____ RECORDS SUPPLIED

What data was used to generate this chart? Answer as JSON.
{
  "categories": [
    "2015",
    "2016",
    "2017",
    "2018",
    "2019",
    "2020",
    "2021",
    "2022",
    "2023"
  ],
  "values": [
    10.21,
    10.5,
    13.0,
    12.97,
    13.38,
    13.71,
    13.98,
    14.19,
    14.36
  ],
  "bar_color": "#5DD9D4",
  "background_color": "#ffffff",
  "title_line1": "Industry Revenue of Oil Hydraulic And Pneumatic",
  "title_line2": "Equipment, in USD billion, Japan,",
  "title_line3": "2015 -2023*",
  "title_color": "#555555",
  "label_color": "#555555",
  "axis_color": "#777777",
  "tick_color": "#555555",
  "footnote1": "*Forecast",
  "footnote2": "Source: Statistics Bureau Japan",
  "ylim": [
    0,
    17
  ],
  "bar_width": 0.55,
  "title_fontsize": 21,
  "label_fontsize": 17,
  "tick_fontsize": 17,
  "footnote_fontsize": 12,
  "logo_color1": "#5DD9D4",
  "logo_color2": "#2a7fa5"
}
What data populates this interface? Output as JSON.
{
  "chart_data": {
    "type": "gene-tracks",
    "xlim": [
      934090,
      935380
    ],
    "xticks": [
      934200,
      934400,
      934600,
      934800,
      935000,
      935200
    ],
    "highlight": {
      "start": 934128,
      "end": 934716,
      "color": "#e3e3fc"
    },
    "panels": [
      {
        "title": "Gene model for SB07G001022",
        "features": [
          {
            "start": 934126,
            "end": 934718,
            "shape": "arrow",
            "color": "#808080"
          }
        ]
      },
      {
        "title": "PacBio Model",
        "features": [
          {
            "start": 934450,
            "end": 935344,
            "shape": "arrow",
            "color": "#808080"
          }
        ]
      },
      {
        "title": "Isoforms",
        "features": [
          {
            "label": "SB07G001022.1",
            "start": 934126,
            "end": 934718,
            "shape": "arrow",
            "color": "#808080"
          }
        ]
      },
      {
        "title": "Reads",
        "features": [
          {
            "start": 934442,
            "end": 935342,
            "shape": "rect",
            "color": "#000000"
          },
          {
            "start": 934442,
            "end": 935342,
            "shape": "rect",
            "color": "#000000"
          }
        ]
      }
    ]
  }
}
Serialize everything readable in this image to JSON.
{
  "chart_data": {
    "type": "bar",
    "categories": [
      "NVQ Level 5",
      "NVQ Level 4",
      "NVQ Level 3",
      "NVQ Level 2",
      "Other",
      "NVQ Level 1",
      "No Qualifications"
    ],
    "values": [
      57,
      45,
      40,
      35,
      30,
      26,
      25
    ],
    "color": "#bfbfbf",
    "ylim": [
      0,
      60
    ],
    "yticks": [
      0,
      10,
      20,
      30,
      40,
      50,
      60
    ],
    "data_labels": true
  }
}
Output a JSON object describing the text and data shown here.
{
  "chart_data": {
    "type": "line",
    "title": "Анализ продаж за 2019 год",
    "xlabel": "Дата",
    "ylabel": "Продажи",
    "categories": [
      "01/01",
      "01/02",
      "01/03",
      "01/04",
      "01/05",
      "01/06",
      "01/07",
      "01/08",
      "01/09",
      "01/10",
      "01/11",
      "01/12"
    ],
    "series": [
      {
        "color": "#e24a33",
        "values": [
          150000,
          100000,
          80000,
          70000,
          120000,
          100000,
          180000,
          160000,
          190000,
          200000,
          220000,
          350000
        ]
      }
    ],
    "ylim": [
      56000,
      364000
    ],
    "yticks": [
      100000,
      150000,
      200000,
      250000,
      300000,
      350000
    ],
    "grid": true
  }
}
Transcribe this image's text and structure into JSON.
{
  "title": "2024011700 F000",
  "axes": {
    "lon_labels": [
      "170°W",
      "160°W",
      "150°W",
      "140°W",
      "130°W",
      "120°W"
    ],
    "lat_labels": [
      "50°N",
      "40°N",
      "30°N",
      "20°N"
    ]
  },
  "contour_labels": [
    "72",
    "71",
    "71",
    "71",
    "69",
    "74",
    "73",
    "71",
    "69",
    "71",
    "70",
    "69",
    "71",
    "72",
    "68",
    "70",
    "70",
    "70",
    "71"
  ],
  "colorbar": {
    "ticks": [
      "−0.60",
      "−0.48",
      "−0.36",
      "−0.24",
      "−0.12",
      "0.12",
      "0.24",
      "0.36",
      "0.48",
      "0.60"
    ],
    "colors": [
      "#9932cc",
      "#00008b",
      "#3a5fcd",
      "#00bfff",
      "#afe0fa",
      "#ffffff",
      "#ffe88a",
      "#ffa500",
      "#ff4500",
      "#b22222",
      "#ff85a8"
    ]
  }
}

________

:: EXERCISE ::
Set down every record above exactly as given.

:: PROBLEM SOLUTION ::
What data was used to generate this chart? Answer as JSON.
{
  "categories": [
    "2015",
    "2016",
    "2017",
    "2018",
    "2019",
    "2020",
    "2021",
    "2022",
    "2023"
  ],
  "values": [
    10.21,
    10.5,
    13.0,
    12.97,
    13.38,
    13.71,
    13.98,
    14.19,
    14.36
  ],
  "bar_color": "#5DD9D4",
  "background_color": "#ffffff",
  "title_line1": "Industry Revenue of Oil Hydraulic And Pneumatic",
  "title_line2": "Equipment, in USD billion, Japan,",
  "title_line3": "2015 -2023*",
  "title_color": "#555555",
  "label_color": "#555555",
  "axis_color": "#777777",
  "tick_color": "#555555",
  "footnote1": "*Forecast",
  "footnote2": "Source: Statistics Bureau Japan",
  "ylim": [
    0,
    17
  ],
  "bar_width": 0.55,
  "title_fontsize": 21,
  "label_fontsize": 17,
  "tick_fontsize": 17,
  "footnote_fontsize": 12,
  "logo_color1": "#5DD9D4",
  "logo_color2": "#2a7fa5"
}
What data populates this interface? Output as JSON.
{
  "chart_data": {
    "type": "gene-tracks",
    "xlim": [
      934090,
      935380
    ],
    "xticks": [
      934200,
      934400,
      934600,
      934800,
      935000,
      935200
    ],
    "highlight": {
      "start": 934128,
      "end": 934716,
      "color": "#e3e3fc"
    },
    "panels": [
      {
        "title": "Gene model for SB07G001022",
        "features": [
          {
            "start": 934126,
            "end": 934718,
            "shape": "arrow",
            "color": "#808080"
          }
        ]
      },
      {
        "title": "PacBio Model",
        "features": [
          {
            "start": 934450,
            "end": 935344,
            "shape": "arrow",
            "color": "#808080"
          }
        ]
      },
      {
        "title": "Isoforms",
        "features": [
          {
            "label": "SB07G001022.1",
            "start": 934126,
            "end": 934718,
            "shape": "arrow",
            "color": "#808080"
          }
        ]
      },
      {
        "title": "Reads",
        "features": [
          {
            "start": 934442,
            "end": 935342,
            "shape": "rect",
            "color": "#000000"
          },
          {
            "start": 934442,
            "end": 935342,
            "shape": "rect",
            "color": "#000000"
          }
        ]
      }
    ]
  }
}
Serialize everything readable in this image to JSON.
{
  "chart_data": {
    "type": "bar",
    "categories": [
      "NVQ Level 5",
      "NVQ Level 4",
      "NVQ Level 3",
      "NVQ Level 2",
      "Other",
      "NVQ Level 1",
      "No Qualifications"
    ],
    "values": [
      57,
      45,
      40,
      35,
      30,
      26,
      25
    ],
    "color": "#bfbfbf",
    "ylim": [
      0,
      60
    ],
    "yticks": [
      0,
      10,
      20,
      30,
      40,
      50,
      60
    ],
    "data_labels": true
  }
}
Output a JSON object describing the text and data shown here.
{
  "chart_data": {
    "type": "line",
    "title": "Анализ продаж за 2019 год",
    "xlabel": "Дата",
    "ylabel": "Продажи",
    "categories": [
      "01/01",
      "01/02",
      "01/03",
      "01/04",
      "01/05",
      "01/06",
      "01/07",
      "01/08",
      "01/09",
      "01/10",
      "01/11",
      "01/12"
    ],
    "series": [
      {
        "color": "#e24a33",
        "values": [
          150000,
          100000,
          80000,
          70000,
          120000,
          100000,
          180000,
          160000,
          190000,
          200000,
          220000,
          350000
        ]
      }
    ],
    "ylim": [
      56000,
      364000
    ],
    "yticks": [
      100000,
      150000,
      200000,
      250000,
      300000,
      350000
    ],
    "grid": true
  }
}
Transcribe this image's text and structure into JSON.
{
  "title": "2024011700 F000",
  "axes": {
    "lon_labels": [
      "170°W",
      "160°W",
      "150°W",
      "140°W",
      "130°W",
      "120°W"
    ],
    "lat_labels": [
      "50°N",
      "40°N",
      "30°N",
      "20°N"
    ]
  },
  "contour_labels": [
    "72",
    "71",
    "71",
    "71",
    "69",
    "74",
    "73",
    "71",
    "69",
    "71",
    "70",
    "69",
    "71",
    "72",
    "68",
    "70",
    "70",
    "70",
    "71"
  ],
  "colorbar": {
    "ticks": [
      "−0.60",
      "−0.48",
      "−0.36",
      "−0.24",
      "−0.12",
      "0.12",
      "0.24",
      "0.36",
      "0.48",
      "0.60"
    ],
    "colors": [
      "#9932cc",
      "#00008b",
      "#3a5fcd",
      "#00bfff",
      "#afe0fa",
      "#ffffff",
      "#ffe88a",
      "#ffa500",
      "#ff4500",
      "#b22222",
      "#ff85a8"
    ]
  }
}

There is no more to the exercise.